[Problem to work on] How many lines of the material below contain the string "labels"? Reply with the number alone.

[Data to use]
## BEGIN

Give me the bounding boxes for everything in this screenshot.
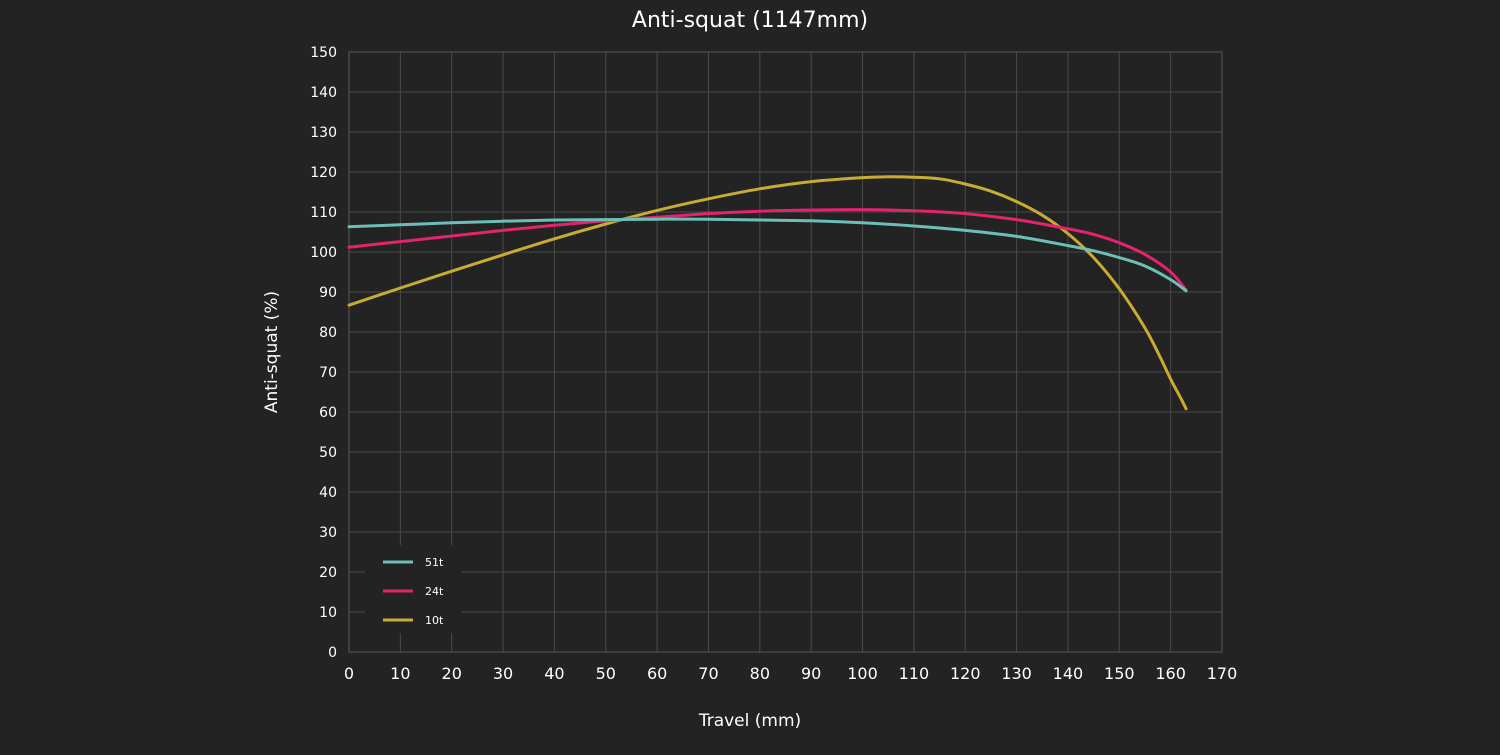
y-tick-label: 10 <box>319 605 337 621</box>
series-line-24t <box>347 208 1188 292</box>
x-tick-label: 160 <box>1155 664 1186 683</box>
y-tick-label: 140 <box>310 85 337 101</box>
x-tick-labels: 0 10 20 30 40 50 60 70 80 90 100 110 120 130 140 150 160… <box>344 664 1237 683</box>
x-tick-label: 20 <box>442 664 462 683</box>
series-line-10t <box>347 175 1188 411</box>
y-tick-label: 40 <box>319 485 337 501</box>
x-tick-label: 170 <box>1207 664 1238 683</box>
x-tick-label: 130 <box>1001 664 1032 683</box>
x-tick-label: 150 <box>1104 664 1135 683</box>
x-tick-label: 0 <box>344 664 354 683</box>
grid <box>348 51 1223 653</box>
x-tick-label: 70 <box>698 664 718 683</box>
legend: 51t 24t 10t <box>365 545 461 633</box>
x-tick-label: 40 <box>544 664 564 683</box>
legend-label-10t: 10t <box>425 614 444 627</box>
legend-label-24t: 24t <box>425 585 444 598</box>
y-tick-labels: 0 10 20 30 40 50 60 70 80 90 100 110 120 130 140 150 <box>310 45 337 661</box>
x-axis-label: Travel (mm) <box>698 711 801 731</box>
x-tick-label: 110 <box>899 664 930 683</box>
y-tick-label: 120 <box>310 165 337 181</box>
y-tick-label: 80 <box>319 325 337 341</box>
y-tick-label: 70 <box>319 365 337 381</box>
y-tick-label: 60 <box>319 405 337 421</box>
x-tick-label: 140 <box>1053 664 1084 683</box>
y-tick-label: 110 <box>310 205 337 221</box>
y-tick-label: 130 <box>310 125 337 141</box>
y-tick-label: 20 <box>319 565 337 581</box>
x-tick-label: 90 <box>801 664 821 683</box>
y-tick-label: 100 <box>310 245 337 261</box>
legend-label-51t: 51t <box>425 556 444 569</box>
y-tick-label: 30 <box>319 525 337 541</box>
x-tick-label: 100 <box>847 664 878 683</box>
x-tick-label: 30 <box>493 664 513 683</box>
chart-title: Anti-squat (1147mm) <box>632 8 868 33</box>
y-tick-label: 0 <box>328 645 337 661</box>
legend-background <box>365 545 461 633</box>
x-tick-label: 60 <box>647 664 667 683</box>
plot-border <box>348 51 1223 653</box>
x-tick-label: 80 <box>750 664 770 683</box>
series-line-51t <box>347 217 1188 293</box>
y-axis-label: Anti-squat (%) <box>262 291 282 413</box>
series-lines <box>347 175 1188 411</box>
x-tick-label: 50 <box>596 664 616 683</box>
y-tick-label: 90 <box>319 285 337 301</box>
x-tick-label: 10 <box>390 664 410 683</box>
y-tick-label: 50 <box>319 445 337 461</box>
x-tick-label: 120 <box>950 664 981 683</box>
y-tick-label: 150 <box>310 45 337 61</box>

## END

[Task output] 2